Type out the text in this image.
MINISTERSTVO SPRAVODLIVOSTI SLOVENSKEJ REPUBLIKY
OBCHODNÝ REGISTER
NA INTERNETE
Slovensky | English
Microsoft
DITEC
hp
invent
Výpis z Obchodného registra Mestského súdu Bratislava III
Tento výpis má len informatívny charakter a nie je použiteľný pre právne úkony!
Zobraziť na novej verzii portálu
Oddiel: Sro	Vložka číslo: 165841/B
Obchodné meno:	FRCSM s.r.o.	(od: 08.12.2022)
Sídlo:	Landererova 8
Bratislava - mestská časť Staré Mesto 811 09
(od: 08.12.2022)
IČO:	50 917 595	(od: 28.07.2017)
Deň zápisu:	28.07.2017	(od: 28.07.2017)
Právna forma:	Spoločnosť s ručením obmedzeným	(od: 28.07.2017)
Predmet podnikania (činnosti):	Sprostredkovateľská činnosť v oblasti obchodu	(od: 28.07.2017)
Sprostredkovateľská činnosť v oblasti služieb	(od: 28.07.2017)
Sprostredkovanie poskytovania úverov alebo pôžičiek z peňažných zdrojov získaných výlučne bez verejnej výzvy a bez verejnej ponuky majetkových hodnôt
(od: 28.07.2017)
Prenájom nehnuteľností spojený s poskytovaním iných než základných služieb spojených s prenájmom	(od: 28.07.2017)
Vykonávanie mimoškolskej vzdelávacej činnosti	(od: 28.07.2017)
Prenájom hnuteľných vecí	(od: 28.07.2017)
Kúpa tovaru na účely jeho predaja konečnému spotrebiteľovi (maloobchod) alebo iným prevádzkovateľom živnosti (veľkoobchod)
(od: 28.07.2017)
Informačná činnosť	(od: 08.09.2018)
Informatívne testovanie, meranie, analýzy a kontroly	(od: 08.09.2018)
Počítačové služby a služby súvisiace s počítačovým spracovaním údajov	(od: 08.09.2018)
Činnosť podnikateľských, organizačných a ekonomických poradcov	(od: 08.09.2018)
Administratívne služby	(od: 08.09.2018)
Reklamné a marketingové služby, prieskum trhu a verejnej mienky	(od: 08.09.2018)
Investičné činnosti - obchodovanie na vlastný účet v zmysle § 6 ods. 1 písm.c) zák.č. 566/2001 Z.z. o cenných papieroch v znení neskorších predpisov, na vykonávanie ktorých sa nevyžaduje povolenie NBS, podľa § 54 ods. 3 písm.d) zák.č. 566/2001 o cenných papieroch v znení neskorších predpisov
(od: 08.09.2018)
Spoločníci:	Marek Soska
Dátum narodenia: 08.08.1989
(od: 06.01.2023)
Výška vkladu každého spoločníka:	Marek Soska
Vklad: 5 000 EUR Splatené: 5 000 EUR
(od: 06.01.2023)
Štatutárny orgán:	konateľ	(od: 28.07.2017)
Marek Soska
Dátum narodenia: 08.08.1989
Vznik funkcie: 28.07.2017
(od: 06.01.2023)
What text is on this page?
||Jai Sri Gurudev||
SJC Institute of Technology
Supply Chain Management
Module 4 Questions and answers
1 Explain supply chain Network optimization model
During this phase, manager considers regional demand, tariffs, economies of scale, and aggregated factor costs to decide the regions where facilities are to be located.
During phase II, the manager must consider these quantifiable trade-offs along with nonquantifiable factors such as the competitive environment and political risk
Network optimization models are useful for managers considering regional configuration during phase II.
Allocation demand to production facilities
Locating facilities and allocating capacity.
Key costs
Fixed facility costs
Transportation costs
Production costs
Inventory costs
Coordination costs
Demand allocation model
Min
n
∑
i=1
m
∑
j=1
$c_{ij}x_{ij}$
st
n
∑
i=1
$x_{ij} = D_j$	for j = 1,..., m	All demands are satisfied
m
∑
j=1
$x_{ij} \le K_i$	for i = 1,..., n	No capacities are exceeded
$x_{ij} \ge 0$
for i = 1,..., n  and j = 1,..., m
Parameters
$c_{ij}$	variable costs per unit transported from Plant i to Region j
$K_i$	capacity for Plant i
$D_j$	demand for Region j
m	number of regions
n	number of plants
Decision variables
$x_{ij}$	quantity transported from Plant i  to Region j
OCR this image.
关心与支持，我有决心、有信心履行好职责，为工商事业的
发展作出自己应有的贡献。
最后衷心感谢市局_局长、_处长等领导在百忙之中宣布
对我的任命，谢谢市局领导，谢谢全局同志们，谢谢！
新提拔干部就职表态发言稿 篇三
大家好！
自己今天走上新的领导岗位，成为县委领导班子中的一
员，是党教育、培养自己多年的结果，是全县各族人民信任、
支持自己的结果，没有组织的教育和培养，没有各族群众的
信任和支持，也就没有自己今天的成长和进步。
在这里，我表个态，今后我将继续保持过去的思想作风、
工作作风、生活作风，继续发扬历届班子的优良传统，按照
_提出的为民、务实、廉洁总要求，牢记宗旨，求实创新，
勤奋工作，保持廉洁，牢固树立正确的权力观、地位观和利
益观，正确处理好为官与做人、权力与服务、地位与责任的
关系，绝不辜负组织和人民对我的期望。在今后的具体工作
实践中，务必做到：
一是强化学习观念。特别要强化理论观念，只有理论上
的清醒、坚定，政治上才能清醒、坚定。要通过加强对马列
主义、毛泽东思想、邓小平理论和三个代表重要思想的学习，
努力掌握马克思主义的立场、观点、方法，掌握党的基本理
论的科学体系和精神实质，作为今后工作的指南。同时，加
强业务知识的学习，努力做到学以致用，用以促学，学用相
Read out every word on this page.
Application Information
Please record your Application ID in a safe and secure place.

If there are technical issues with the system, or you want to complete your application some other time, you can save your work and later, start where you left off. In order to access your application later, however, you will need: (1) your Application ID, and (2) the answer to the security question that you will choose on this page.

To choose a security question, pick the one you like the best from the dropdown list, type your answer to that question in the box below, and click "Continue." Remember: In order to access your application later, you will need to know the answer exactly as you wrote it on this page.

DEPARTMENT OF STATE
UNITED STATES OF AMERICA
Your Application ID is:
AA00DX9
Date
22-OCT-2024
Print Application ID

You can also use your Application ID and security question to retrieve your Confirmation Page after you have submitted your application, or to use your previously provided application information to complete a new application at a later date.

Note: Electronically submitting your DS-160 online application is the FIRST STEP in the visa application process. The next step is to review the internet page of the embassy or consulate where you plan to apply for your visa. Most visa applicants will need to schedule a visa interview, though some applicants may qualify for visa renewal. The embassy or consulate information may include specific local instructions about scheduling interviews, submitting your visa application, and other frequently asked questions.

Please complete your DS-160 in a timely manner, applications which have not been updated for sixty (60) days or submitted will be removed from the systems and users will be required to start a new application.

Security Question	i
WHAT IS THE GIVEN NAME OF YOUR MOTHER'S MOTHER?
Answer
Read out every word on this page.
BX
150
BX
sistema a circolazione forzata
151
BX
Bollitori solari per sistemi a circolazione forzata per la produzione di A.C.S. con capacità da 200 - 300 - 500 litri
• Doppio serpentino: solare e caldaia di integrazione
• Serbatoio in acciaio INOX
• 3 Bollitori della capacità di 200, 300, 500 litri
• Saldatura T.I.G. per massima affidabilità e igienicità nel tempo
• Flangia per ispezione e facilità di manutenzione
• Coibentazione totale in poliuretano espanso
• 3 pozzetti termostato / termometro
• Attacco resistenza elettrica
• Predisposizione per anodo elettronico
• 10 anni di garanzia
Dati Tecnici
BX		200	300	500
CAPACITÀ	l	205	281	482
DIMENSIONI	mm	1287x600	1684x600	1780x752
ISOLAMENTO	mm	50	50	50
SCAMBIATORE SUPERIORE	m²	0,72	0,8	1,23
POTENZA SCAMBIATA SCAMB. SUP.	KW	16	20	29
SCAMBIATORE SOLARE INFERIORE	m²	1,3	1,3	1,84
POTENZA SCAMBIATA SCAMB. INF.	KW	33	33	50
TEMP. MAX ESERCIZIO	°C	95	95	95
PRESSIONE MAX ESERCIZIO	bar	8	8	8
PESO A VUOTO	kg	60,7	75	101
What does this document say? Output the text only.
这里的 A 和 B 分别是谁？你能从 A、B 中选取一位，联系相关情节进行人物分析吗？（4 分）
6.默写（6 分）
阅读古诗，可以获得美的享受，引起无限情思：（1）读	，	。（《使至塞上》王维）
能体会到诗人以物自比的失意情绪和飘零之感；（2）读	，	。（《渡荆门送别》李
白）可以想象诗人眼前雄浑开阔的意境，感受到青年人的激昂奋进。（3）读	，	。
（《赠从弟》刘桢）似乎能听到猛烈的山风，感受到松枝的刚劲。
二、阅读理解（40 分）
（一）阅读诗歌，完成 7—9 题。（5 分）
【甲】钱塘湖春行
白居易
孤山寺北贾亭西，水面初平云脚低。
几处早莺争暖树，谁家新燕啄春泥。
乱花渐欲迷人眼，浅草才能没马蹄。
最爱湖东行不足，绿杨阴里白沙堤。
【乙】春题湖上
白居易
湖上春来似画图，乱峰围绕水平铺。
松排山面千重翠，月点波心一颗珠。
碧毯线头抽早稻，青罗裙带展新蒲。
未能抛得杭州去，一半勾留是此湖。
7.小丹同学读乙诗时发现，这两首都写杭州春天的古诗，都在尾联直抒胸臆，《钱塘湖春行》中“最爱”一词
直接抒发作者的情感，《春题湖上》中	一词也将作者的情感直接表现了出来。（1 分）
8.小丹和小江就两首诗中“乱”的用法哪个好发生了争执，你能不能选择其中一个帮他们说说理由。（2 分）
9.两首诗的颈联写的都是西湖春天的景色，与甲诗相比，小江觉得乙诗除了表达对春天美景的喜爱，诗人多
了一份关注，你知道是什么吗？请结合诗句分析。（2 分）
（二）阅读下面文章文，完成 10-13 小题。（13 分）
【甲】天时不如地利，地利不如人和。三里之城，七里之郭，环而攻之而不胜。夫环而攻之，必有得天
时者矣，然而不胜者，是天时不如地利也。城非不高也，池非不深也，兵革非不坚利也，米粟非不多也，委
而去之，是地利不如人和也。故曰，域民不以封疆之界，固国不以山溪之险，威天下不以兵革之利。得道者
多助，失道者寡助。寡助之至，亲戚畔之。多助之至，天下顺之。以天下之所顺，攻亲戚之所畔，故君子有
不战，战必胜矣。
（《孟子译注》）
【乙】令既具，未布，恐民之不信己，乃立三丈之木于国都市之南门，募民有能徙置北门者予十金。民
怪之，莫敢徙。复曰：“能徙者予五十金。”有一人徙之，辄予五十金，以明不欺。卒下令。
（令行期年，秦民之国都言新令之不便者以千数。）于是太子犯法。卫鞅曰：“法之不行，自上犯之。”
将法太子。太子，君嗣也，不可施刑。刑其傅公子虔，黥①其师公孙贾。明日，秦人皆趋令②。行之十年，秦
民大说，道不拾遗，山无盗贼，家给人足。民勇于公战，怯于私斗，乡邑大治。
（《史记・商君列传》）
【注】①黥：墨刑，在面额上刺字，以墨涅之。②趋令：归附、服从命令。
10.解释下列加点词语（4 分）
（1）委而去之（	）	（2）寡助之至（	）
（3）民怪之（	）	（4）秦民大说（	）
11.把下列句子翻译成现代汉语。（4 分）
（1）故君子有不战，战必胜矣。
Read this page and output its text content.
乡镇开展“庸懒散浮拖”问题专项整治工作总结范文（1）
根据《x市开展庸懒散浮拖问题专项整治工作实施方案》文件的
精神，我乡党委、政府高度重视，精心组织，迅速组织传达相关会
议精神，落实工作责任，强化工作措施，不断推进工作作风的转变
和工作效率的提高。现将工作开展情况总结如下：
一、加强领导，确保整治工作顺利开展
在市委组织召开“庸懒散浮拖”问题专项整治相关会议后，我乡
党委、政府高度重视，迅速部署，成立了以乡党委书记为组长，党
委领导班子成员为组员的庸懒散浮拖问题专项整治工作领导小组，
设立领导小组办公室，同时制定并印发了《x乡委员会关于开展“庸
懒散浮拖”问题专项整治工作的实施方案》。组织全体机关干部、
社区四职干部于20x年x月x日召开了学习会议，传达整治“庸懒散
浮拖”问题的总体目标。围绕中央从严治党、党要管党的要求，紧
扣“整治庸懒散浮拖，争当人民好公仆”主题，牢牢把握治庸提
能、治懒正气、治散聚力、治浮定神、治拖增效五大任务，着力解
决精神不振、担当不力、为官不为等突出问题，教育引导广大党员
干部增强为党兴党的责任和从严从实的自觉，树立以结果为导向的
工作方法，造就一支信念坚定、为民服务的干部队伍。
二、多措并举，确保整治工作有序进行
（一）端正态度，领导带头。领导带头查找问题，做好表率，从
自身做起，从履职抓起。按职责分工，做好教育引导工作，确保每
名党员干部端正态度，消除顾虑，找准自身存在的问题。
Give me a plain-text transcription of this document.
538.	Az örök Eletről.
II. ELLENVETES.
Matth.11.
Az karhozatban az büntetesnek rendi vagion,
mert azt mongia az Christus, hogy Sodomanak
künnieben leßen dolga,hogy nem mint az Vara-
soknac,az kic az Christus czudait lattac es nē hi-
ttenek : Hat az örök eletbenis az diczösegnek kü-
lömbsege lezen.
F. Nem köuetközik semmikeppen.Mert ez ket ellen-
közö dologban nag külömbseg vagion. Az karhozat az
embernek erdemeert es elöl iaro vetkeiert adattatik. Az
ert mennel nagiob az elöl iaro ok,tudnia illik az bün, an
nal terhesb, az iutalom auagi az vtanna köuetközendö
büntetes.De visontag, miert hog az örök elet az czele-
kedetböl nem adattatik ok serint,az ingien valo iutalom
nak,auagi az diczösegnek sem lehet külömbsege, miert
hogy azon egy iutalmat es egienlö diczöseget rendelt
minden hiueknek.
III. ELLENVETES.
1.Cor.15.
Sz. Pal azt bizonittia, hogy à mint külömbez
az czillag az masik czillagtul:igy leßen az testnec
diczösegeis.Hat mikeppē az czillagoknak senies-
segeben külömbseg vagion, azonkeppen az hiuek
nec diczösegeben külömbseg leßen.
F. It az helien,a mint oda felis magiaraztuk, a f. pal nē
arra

+ + + + +

TO DO
Sift the material for lines with the string "ESERCIZIO". Copy each one found.

WORKED ANSWER
TEMP. MAX ESERCIZIO	°C	95	95	95
PRESSIONE MAX ESERCIZIO	bar	8	8	8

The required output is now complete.